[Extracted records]
-- -- --
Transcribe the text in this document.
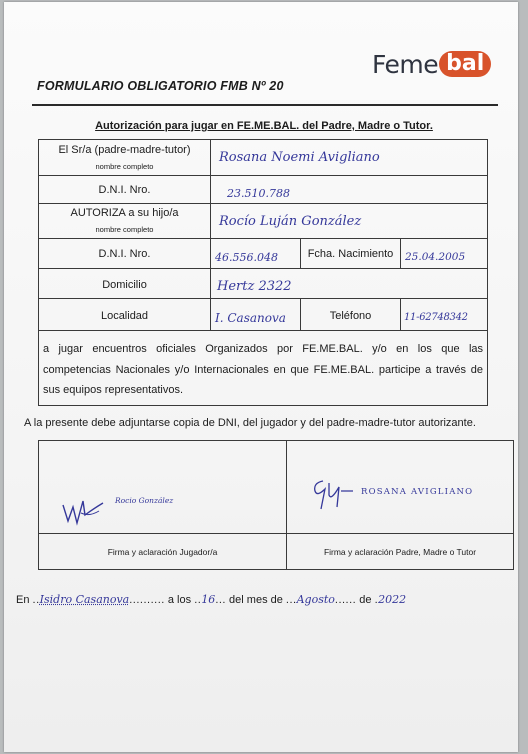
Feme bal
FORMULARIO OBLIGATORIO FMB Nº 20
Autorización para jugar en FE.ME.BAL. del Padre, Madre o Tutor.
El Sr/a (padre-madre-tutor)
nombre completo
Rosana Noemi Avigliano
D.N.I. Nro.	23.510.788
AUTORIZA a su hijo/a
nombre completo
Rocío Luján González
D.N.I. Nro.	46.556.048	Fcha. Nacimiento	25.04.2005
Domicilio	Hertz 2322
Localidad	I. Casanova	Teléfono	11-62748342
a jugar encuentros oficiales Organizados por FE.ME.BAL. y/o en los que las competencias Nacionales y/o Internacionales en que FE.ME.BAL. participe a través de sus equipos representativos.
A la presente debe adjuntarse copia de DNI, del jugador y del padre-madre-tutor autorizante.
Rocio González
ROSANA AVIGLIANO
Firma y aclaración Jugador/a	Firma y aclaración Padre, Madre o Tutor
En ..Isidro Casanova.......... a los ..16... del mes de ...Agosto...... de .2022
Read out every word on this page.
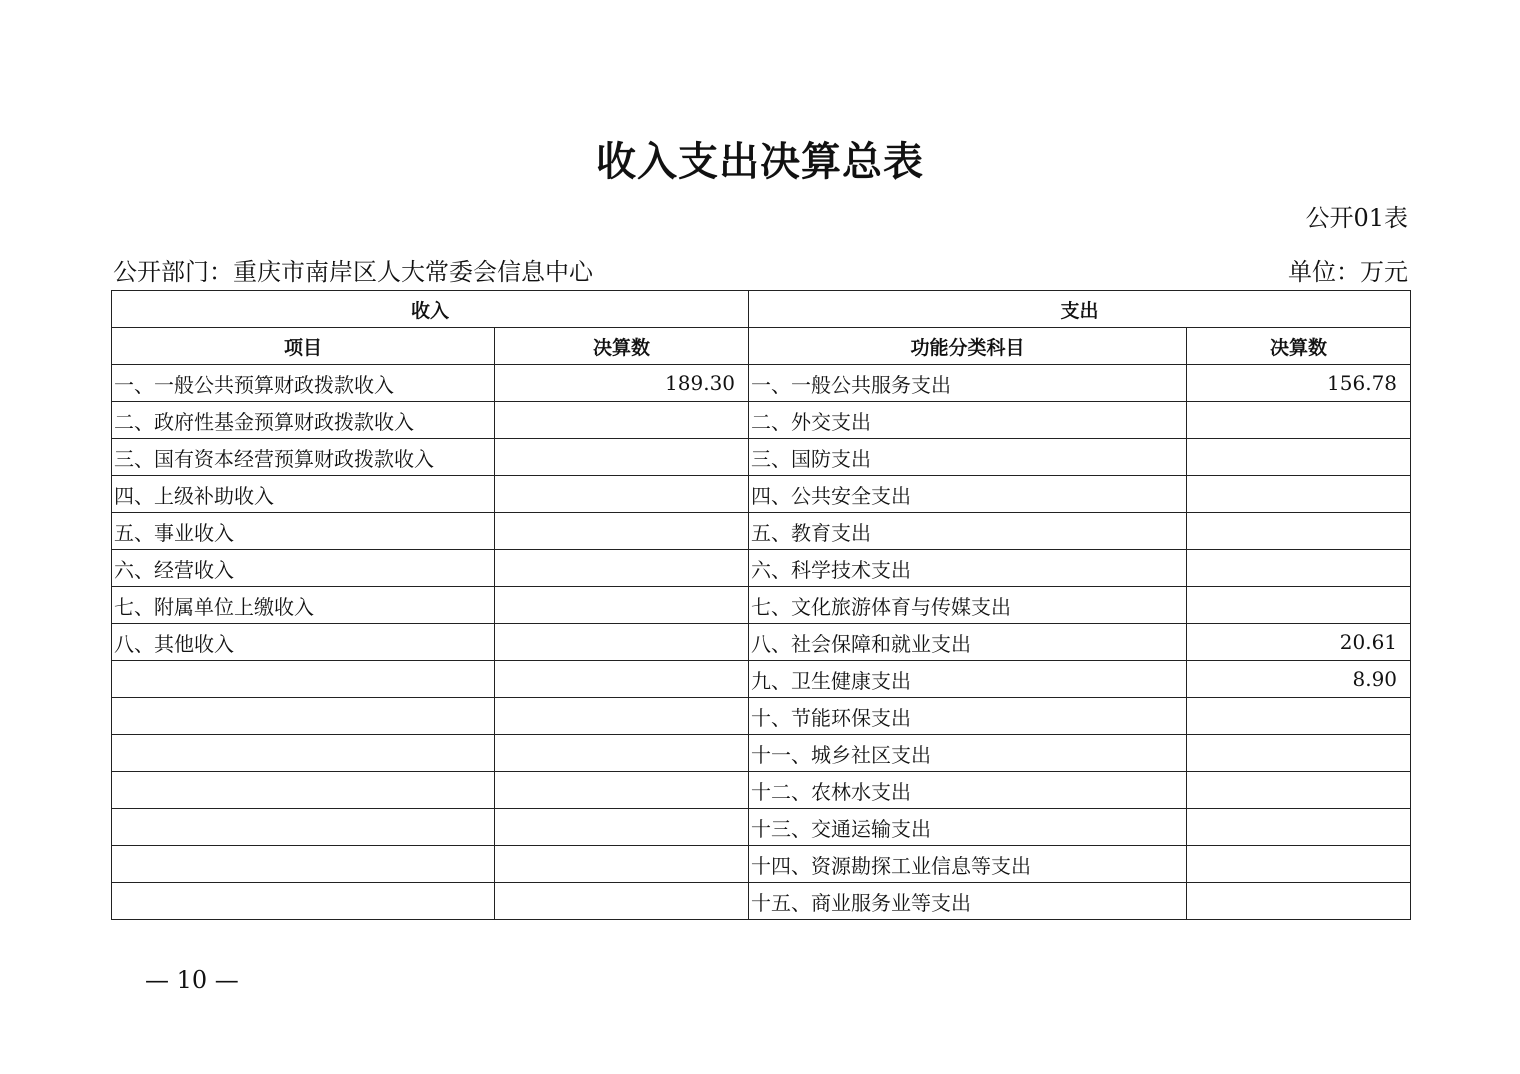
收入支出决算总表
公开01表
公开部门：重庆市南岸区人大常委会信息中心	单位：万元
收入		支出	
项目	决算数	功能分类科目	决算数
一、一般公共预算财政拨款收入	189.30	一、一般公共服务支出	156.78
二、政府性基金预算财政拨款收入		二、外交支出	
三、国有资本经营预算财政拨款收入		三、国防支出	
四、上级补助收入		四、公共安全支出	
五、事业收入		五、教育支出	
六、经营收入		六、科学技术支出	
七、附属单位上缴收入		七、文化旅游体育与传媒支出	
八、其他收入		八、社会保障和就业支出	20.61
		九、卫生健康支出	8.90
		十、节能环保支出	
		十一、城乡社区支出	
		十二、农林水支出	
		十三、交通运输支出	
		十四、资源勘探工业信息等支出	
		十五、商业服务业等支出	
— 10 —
-- -- --
▶ [What the exercise asks] Repeat all of the data above word for word, minus the pictures.

▶ [Solution]
Transcribe the text in this document.
Feme bal
FORMULARIO OBLIGATORIO FMB Nº 20
Autorización para jugar en FE.ME.BAL. del Padre, Madre o Tutor.
El Sr/a (padre-madre-tutor)
nombre completo
Rosana Noemi Avigliano
D.N.I. Nro.	23.510.788
AUTORIZA a su hijo/a
nombre completo
Rocío Luján González
D.N.I. Nro.	46.556.048	Fcha. Nacimiento	25.04.2005
Domicilio	Hertz 2322
Localidad	I. Casanova	Teléfono	11-62748342
a jugar encuentros oficiales Organizados por FE.ME.BAL. y/o en los que las competencias Nacionales y/o Internacionales en que FE.ME.BAL. participe a través de sus equipos representativos.
A la presente debe adjuntarse copia de DNI, del jugador y del padre-madre-tutor autorizante.
Rocio González
ROSANA AVIGLIANO
Firma y aclaración Jugador/a	Firma y aclaración Padre, Madre o Tutor
En ..Isidro Casanova.......... a los ..16... del mes de ...Agosto...... de .2022
Read out every word on this page.
收入支出决算总表
公开01表
公开部门：重庆市南岸区人大常委会信息中心	单位：万元
收入		支出	
项目	决算数	功能分类科目	决算数
一、一般公共预算财政拨款收入	189.30	一、一般公共服务支出	156.78
二、政府性基金预算财政拨款收入		二、外交支出	
三、国有资本经营预算财政拨款收入		三、国防支出	
四、上级补助收入		四、公共安全支出	
五、事业收入		五、教育支出	
六、经营收入		六、科学技术支出	
七、附属单位上缴收入		七、文化旅游体育与传媒支出	
八、其他收入		八、社会保障和就业支出	20.61
		九、卫生健康支出	8.90
		十、节能环保支出	
		十一、城乡社区支出	
		十二、农林水支出	
		十三、交通运输支出	
		十四、资源勘探工业信息等支出	
		十五、商业服务业等支出	
— 10 —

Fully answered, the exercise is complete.